:: Available records

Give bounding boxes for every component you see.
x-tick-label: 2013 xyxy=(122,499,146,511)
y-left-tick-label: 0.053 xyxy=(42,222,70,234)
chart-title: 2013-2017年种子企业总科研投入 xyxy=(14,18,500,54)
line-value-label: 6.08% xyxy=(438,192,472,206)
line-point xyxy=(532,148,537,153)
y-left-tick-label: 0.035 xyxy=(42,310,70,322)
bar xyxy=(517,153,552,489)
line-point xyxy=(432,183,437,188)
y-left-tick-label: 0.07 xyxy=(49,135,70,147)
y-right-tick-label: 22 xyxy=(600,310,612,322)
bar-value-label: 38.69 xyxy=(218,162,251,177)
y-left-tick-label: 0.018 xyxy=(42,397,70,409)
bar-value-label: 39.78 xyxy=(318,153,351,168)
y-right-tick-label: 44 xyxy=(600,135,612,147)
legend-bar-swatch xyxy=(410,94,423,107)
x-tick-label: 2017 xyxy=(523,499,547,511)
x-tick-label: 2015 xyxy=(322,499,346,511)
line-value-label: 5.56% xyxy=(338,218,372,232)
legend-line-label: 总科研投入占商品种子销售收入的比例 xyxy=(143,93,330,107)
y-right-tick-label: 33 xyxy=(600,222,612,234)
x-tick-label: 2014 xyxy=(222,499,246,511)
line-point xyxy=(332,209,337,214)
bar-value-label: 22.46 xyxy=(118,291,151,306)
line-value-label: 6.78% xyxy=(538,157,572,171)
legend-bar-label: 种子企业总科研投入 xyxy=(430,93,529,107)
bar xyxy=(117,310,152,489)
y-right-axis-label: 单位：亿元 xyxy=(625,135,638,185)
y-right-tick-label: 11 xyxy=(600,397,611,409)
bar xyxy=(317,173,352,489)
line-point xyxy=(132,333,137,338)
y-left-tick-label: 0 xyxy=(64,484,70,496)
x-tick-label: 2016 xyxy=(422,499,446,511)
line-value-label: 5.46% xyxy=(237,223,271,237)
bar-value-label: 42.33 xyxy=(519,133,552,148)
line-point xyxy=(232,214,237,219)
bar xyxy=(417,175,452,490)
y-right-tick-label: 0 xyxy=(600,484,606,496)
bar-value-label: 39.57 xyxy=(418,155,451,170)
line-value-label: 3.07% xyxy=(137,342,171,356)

::::
:: Available records

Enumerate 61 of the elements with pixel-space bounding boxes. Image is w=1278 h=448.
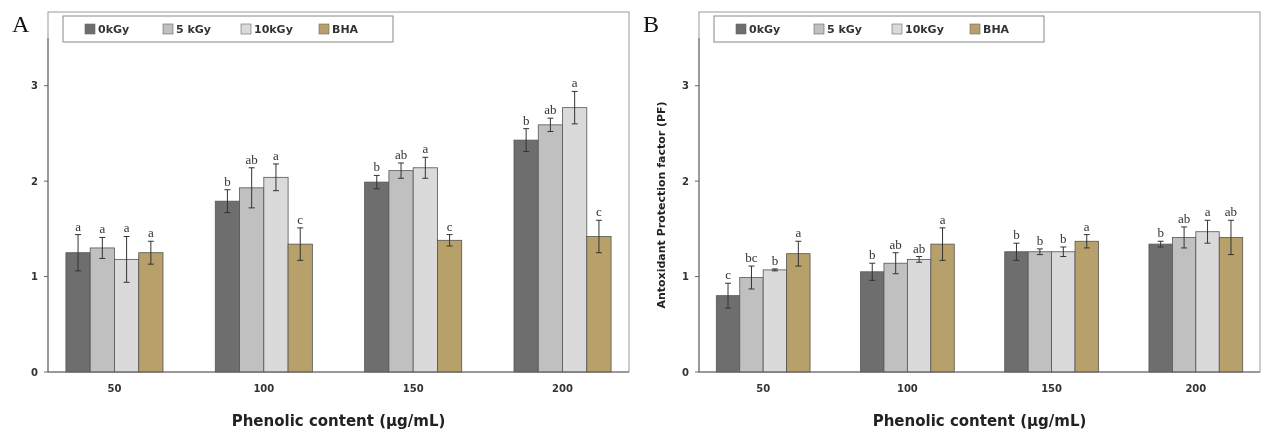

::::
:: Available records

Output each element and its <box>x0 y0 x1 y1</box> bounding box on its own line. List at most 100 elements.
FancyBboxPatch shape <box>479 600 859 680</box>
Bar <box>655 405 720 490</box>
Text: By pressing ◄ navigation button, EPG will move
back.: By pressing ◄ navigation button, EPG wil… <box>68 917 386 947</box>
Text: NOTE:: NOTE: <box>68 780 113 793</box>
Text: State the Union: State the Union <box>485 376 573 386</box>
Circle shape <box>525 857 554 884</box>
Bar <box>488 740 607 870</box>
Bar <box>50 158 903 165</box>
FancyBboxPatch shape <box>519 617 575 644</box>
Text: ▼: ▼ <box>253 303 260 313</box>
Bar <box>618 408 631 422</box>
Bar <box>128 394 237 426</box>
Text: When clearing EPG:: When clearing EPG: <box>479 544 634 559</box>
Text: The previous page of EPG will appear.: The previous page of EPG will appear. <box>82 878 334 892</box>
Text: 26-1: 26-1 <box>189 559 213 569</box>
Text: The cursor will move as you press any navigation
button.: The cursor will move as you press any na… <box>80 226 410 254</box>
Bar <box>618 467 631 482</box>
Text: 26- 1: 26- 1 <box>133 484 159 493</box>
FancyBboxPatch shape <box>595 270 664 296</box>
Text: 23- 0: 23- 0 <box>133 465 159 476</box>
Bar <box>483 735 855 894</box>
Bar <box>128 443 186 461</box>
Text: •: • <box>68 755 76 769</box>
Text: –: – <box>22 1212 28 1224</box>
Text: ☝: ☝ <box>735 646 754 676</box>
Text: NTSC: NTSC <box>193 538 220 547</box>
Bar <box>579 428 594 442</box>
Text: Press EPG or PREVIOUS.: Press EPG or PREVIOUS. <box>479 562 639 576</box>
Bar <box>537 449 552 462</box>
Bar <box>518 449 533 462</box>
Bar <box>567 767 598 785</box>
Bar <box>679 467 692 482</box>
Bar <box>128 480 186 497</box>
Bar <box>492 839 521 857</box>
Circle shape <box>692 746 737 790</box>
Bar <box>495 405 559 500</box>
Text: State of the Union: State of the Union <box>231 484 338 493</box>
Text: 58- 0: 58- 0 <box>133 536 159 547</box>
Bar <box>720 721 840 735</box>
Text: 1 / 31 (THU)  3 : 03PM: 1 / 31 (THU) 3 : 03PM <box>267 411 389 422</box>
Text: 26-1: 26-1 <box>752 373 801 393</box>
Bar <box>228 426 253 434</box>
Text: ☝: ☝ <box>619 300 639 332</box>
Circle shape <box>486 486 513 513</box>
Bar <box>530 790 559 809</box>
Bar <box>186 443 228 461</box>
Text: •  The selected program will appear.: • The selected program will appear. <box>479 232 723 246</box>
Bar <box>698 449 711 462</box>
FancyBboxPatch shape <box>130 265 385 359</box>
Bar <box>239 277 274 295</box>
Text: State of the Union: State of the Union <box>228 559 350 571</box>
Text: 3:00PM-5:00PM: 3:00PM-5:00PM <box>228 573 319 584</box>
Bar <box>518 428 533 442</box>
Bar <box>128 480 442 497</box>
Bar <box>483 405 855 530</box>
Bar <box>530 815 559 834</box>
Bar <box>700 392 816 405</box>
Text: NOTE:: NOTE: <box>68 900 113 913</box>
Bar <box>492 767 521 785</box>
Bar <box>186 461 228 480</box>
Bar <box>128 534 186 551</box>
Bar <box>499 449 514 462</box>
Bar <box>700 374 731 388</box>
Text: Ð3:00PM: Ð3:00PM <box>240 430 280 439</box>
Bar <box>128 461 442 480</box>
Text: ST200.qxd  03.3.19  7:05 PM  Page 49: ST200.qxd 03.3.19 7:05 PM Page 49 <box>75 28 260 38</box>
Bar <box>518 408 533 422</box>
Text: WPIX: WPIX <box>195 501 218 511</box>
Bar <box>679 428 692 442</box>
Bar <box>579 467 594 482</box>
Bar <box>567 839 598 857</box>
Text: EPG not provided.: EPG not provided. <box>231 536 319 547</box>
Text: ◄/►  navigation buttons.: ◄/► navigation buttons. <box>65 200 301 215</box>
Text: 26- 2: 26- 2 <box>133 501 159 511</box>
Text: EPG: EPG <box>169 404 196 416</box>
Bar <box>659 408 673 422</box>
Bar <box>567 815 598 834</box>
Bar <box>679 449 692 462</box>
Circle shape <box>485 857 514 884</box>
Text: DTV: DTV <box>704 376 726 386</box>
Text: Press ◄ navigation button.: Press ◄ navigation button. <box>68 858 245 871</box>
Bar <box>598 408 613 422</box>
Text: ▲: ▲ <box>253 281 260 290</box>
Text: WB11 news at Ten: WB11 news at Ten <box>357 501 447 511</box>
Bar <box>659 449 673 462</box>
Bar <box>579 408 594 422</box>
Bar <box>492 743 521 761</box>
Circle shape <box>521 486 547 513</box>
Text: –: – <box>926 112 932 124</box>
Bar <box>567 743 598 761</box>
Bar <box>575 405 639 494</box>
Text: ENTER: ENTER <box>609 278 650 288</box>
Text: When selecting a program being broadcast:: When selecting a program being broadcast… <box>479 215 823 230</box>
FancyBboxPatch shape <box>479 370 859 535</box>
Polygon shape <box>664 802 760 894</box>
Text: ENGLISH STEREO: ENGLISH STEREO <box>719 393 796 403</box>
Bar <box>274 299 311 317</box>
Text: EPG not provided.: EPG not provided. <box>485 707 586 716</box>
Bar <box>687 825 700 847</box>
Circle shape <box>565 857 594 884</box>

::::

In the lines from the line with "Give bounding boxes" to the line with "line-point xyxy=(232,214,237,219)", replace "bar-value-label" with "bar-data-label". Write out only those lines again, leaving everything else unchanged.

Give bounding boxes for every component you see.
x-tick-label: 2013 xyxy=(122,499,146,511)
y-left-tick-label: 0.053 xyxy=(42,222,70,234)
chart-title: 2013-2017年种子企业总科研投入 xyxy=(14,18,500,54)
line-value-label: 6.08% xyxy=(438,192,472,206)
line-point xyxy=(532,148,537,153)
y-left-tick-label: 0.035 xyxy=(42,310,70,322)
bar xyxy=(517,153,552,489)
line-point xyxy=(432,183,437,188)
y-left-tick-label: 0.07 xyxy=(49,135,70,147)
y-right-tick-label: 22 xyxy=(600,310,612,322)
bar-data-label: 38.69 xyxy=(218,162,251,177)
y-left-tick-label: 0.018 xyxy=(42,397,70,409)
bar-data-label: 39.78 xyxy=(318,153,351,168)
y-right-tick-label: 44 xyxy=(600,135,612,147)
legend-bar-swatch xyxy=(410,94,423,107)
x-tick-label: 2017 xyxy=(523,499,547,511)
x-tick-label: 2015 xyxy=(322,499,346,511)
line-value-label: 5.56% xyxy=(338,218,372,232)
legend-line-label: 总科研投入占商品种子销售收入的比例 xyxy=(143,93,330,107)
y-right-tick-label: 33 xyxy=(600,222,612,234)
x-tick-label: 2014 xyxy=(222,499,246,511)
line-point xyxy=(332,209,337,214)
bar-data-label: 22.46 xyxy=(118,291,151,306)
line-value-label: 6.78% xyxy=(538,157,572,171)
legend-bar-label: 种子企业总科研投入 xyxy=(430,93,529,107)
bar xyxy=(117,310,152,489)
y-right-axis-label: 单位：亿元 xyxy=(625,135,638,185)
y-right-tick-label: 11 xyxy=(600,397,611,409)
bar xyxy=(317,173,352,489)
line-point xyxy=(132,333,137,338)
y-left-tick-label: 0 xyxy=(64,484,70,496)
x-tick-label: 2016 xyxy=(422,499,446,511)
line-value-label: 5.46% xyxy=(237,223,271,237)
bar-data-label: 42.33 xyxy=(519,133,552,148)
line-point xyxy=(232,214,237,219)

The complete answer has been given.